Problem to work on:
Repeat the part of the Senate tax cut press conference text starting at "We call on the" and ending at "of the world.", word for word.

Given text:
^^^^^^^^
Senator the Hon. Mathias Cormann
Minister for Finance
Leader of the Government in the Senate
Senator for Western Australia
MATHIAS CORMANN: This next fortnight the Senate will have the opportunity to vote for income tax relief for hardworking Australians. The Senate will also have the opportunity to support Australian working families, to protect investment and jobs here in Australia, by supporting a lower, globally more competitive business tax rate for all businesses here in Australia.
Any vote against a lower, globally more competitive tax rate here in Australia is a vote to help businesses overseas better compete against businesses here in Australia, which would put jobs and investment at risk. To protect investment and jobs here in Australia at a time when countries around the world have lowered their business tax rates substantially, we need to ensure that we also have a globally more competitive business tax rate in place. Keeping taxes high in Australia when other countries have lowered theirs puts Australian workers at a disadvantage because it helps businesses and workers overseas take business, investment and jobs away from Australia.
We call on the Senate, we call on all Senators, to very carefully consider the national interest. We call on all Senators to very carefully consider the implications for working families around Australia, to put them at a disadvantage with businesses and workers in other parts of the world.
Happy to take questions.
QUESTION: Where are your numbers at with the tax package?
MATHIAS CORMANN: I do not provide a running commentary on these things …interrupted
QUESTION: How many more votes do you need?
MATHIAS CORMANN: Everybody knows that the Government has 31 Government Senators in the Senate. We need another eight in order to pass legislation that is opposed by Labor and the Greens. Labor and the Greens are opposing business tax cuts. Bill Shorten is recklessly opposing business tax cuts even though he knows that Australia needs to be globally competitive. He knows that by standing in the way of a lower, globally more competitive business tax rate here in Australia, he is helping businesses and workers overseas take investment and jobs away from Australia. He should stand condemned for that.
QUESTION: With the corporate tax cuts, we have had to put off that vote before because you did not have the numbers then. It looks like nothing has changed. Why hold the vote now?
MATHIAS CORMANN: We are committed to getting these tax cuts legislated. We have said all the way through that we will work very hard to convince the majority of Senators that this is a very important economic reform for Australia. I cannot imagine that any Senator who very carefully considers the national interest, who very carefully considers the interests of working families around Australia, could possibly vote against business tax cuts for all Australian businesses. You have to think about this. Australia is an open trading economy. We compete with businesses all around the world for capital and for markets. We are a relatively small population. The United States, which now has a business tax rate of 21 per cent, has a comparatively significantly larger domestic capital market and a domestic market for its products and services. For Australia to put ourselves into a position of competitive disadvantage with a country like the United States when we rely on overseas capital to continue to develop our economy is reckless and irresponsible. Working families around Australia would be the ones paying the price for Bill Shorten's reckless decision to stand in the way of business tax cuts here in Australia.
^^^^^^^^
Element region listings:
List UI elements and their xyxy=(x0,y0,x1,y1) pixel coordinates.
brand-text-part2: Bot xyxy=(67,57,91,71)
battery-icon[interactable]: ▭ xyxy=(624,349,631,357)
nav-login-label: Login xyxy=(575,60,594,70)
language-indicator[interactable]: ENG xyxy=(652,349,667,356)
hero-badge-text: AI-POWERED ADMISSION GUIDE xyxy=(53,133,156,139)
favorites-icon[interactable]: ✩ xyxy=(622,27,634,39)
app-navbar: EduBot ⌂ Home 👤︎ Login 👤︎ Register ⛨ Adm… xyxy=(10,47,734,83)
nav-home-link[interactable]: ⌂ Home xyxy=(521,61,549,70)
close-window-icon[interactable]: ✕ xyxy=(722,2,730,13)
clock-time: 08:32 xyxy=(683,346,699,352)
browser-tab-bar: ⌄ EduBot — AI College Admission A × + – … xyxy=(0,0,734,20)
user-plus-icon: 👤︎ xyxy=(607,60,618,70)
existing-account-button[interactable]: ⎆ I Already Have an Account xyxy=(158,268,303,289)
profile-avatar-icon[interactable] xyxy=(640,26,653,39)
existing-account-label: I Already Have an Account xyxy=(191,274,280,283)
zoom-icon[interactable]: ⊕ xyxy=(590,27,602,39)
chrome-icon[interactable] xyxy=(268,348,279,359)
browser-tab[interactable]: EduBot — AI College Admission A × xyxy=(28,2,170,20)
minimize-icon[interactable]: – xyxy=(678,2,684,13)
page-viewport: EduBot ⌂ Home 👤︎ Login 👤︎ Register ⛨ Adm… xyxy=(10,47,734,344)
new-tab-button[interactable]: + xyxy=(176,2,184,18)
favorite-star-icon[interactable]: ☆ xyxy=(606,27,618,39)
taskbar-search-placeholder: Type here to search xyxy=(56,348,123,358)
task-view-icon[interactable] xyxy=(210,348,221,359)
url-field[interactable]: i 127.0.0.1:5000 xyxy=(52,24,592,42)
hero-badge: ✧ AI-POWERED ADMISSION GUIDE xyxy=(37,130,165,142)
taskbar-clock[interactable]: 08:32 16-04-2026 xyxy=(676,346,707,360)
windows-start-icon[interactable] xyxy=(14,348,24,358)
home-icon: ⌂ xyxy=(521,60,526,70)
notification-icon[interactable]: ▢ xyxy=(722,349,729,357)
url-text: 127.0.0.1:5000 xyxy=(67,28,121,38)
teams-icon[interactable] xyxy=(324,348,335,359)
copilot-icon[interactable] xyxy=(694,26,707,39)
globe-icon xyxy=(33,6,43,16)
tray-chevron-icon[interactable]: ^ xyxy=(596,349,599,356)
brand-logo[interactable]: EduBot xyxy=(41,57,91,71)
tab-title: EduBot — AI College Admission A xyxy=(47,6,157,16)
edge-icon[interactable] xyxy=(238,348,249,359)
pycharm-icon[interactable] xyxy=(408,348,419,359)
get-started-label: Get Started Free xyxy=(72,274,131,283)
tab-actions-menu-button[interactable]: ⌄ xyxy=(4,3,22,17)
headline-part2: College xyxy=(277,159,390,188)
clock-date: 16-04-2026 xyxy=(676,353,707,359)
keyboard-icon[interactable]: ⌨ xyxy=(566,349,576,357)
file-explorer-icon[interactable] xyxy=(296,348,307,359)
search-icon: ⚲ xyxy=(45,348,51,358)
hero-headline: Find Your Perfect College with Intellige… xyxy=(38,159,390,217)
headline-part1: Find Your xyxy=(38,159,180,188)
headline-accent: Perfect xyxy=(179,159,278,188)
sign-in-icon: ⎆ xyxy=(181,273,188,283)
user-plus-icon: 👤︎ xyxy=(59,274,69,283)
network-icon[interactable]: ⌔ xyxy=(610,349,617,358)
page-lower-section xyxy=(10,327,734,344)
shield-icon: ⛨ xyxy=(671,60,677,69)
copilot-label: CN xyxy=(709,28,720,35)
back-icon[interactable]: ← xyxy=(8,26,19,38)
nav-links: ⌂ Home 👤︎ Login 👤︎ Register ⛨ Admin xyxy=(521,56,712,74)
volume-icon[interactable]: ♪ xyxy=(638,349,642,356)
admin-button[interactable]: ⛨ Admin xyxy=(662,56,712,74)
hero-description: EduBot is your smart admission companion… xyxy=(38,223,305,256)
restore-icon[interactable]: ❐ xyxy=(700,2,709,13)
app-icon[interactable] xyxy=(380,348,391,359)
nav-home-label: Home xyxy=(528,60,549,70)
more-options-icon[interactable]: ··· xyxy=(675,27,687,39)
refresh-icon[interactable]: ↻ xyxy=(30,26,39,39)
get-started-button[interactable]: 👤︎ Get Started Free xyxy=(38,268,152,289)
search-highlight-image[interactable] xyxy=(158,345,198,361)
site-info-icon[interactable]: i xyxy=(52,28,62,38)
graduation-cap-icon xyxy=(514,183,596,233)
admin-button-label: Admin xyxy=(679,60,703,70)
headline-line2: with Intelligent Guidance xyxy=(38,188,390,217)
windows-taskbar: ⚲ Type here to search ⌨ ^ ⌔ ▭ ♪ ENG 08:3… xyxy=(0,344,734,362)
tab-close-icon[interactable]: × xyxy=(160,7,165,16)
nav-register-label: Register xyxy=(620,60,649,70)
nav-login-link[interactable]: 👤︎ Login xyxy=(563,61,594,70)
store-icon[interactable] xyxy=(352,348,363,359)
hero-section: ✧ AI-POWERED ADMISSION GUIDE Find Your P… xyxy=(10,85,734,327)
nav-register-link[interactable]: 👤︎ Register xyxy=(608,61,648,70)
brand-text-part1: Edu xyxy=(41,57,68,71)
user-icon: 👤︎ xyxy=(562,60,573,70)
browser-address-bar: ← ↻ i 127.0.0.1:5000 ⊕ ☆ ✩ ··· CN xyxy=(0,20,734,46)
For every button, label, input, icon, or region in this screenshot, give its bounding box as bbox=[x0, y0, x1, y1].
^^^^^^^^
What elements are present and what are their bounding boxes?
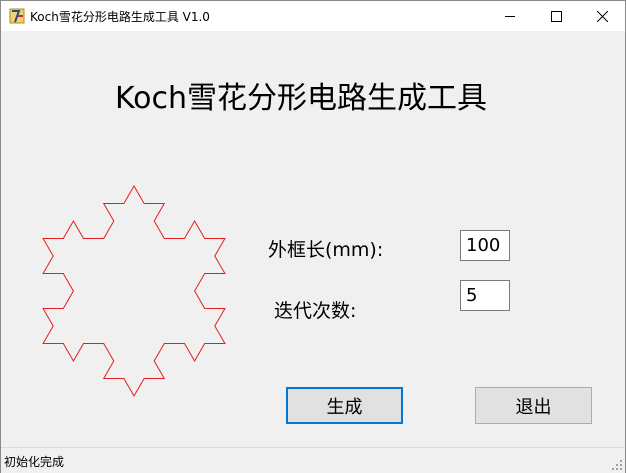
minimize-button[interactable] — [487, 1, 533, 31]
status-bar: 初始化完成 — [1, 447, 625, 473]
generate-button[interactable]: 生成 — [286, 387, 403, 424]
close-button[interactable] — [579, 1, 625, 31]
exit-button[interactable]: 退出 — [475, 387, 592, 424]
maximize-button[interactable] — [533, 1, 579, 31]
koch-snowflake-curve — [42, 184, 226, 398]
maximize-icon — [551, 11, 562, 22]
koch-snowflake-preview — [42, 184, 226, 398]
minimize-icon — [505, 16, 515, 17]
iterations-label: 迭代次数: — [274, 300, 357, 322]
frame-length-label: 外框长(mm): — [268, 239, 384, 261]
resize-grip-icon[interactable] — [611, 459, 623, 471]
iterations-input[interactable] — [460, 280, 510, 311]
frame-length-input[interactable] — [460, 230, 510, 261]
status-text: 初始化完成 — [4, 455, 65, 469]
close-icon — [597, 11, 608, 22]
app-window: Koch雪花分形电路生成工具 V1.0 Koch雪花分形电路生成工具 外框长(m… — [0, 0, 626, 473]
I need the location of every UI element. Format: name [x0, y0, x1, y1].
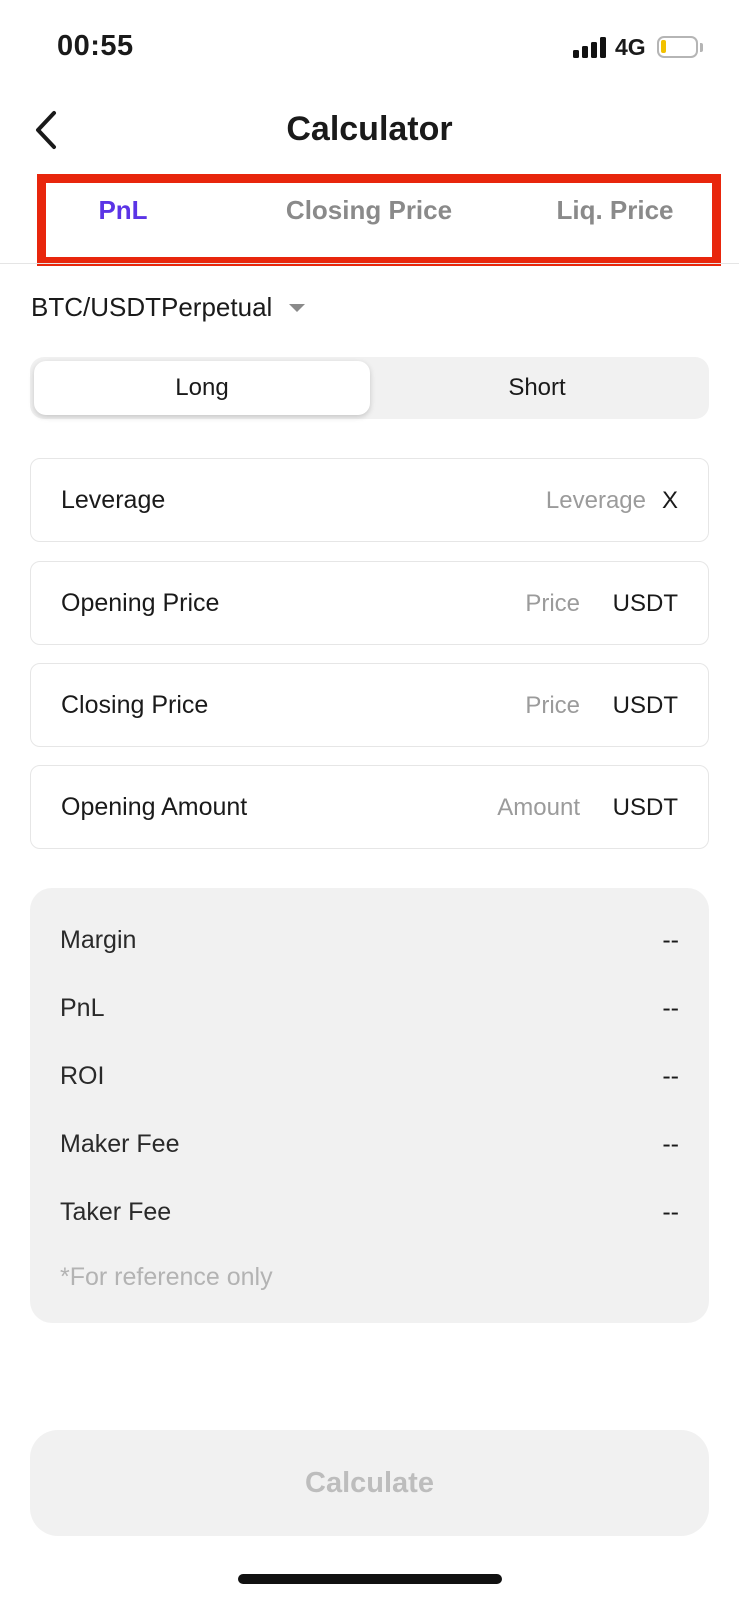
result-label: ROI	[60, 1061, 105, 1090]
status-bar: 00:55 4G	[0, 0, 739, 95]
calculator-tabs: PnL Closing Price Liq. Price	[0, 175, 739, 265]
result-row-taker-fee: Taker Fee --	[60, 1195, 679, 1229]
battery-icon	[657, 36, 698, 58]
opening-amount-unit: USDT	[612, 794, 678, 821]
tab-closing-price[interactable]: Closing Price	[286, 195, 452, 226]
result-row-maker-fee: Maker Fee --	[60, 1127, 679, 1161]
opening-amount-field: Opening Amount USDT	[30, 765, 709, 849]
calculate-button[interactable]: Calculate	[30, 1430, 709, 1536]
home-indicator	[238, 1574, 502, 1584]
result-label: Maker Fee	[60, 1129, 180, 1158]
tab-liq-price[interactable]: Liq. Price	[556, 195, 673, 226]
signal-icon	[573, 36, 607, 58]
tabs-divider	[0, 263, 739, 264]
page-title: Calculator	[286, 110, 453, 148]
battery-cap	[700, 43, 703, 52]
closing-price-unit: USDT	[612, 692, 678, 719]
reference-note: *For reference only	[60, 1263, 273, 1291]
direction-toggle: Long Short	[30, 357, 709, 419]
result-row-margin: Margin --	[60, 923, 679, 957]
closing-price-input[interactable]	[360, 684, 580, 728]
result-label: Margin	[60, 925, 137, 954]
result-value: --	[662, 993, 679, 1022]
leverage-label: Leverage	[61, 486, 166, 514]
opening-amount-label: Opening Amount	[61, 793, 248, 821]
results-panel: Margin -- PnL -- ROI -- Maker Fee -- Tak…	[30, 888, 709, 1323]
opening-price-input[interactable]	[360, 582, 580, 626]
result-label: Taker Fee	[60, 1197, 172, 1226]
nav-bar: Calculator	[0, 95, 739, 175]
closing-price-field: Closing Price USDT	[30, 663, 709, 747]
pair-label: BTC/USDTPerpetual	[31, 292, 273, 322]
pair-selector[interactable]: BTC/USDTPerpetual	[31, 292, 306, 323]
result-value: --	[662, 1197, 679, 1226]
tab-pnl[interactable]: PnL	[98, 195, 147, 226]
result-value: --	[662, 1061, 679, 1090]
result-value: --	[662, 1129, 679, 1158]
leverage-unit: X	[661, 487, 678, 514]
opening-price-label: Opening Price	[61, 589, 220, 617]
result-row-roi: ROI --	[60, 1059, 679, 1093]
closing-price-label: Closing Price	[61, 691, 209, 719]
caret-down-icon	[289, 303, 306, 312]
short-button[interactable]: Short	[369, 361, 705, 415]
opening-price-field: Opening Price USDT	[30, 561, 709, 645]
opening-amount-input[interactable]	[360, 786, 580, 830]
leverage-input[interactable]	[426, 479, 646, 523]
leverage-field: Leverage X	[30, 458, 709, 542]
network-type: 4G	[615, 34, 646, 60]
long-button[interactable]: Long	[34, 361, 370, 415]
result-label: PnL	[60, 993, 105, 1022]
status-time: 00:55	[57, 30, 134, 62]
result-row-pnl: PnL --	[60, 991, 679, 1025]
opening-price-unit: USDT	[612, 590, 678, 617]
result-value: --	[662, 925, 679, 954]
^^^^^^^^
The completed task:
We call on the Senate, we call on all Senators, to very carefully consider the national interest. We call on all Senators to very carefully consider the implications for working families around Australia, to put them at a disadvantage with businesses and workers in other parts of the world.